---- Material provided
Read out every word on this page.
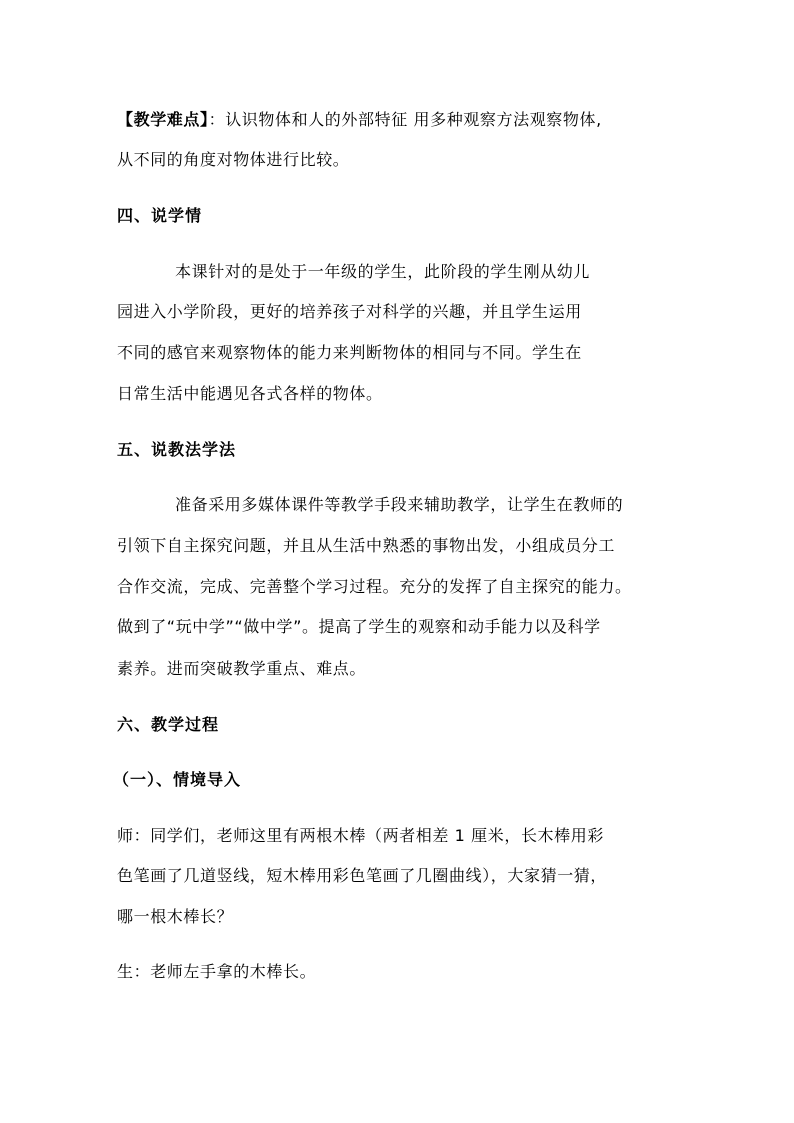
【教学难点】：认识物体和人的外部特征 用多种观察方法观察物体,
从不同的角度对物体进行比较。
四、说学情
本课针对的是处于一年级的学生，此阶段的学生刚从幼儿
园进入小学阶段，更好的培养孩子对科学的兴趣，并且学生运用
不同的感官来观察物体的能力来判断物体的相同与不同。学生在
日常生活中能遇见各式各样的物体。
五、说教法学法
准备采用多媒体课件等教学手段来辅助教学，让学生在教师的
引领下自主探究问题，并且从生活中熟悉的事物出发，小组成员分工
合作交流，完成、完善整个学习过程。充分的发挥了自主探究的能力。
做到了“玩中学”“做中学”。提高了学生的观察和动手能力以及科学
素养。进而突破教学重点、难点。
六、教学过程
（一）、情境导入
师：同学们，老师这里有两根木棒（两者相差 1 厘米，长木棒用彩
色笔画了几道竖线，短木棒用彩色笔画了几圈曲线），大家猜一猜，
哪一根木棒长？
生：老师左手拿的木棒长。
--------
---- Material provided
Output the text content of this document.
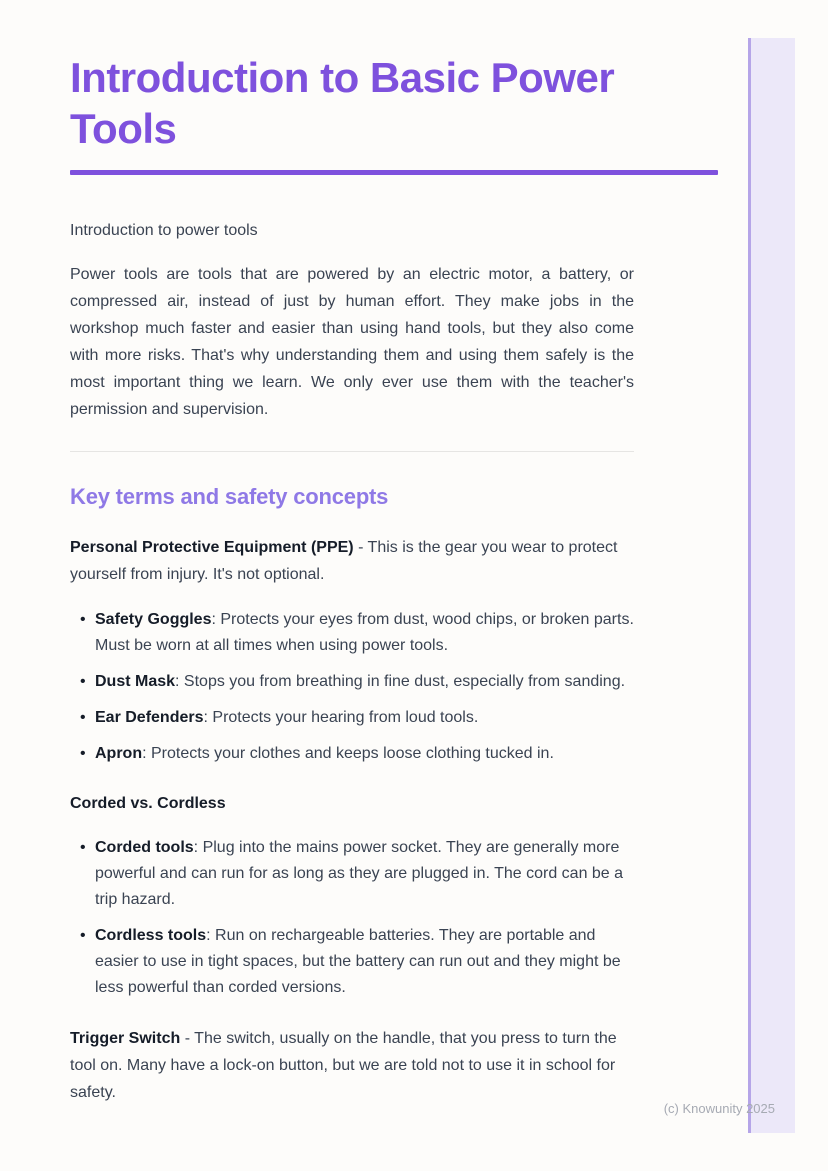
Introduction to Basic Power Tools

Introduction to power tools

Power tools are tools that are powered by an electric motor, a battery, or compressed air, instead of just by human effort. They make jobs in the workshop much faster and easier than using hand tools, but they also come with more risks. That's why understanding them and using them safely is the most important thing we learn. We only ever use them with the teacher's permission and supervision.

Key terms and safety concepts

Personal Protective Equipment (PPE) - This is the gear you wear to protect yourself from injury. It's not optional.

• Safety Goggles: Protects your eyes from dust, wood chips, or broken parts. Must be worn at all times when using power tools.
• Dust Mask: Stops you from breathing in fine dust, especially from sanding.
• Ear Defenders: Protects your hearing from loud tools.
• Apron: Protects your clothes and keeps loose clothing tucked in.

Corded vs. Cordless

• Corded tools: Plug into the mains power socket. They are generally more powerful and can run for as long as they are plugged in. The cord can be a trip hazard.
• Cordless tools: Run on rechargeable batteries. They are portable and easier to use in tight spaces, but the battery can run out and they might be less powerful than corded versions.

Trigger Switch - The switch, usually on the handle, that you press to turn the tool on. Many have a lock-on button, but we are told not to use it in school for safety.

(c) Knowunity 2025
--------
* _What this task involves_
Filter the listing above for the string "powerful" and copy every matching line.

* _Solution to the exercise_
• Corded tools: Plug into the mains power socket. They are generally more powerful and can run for as long as they are plugged in. The cord can be a trip hazard.
• Cordless tools: Run on rechargeable batteries. They are portable and easier to use in tight spaces, but the battery can run out and they might be less powerful than corded versions.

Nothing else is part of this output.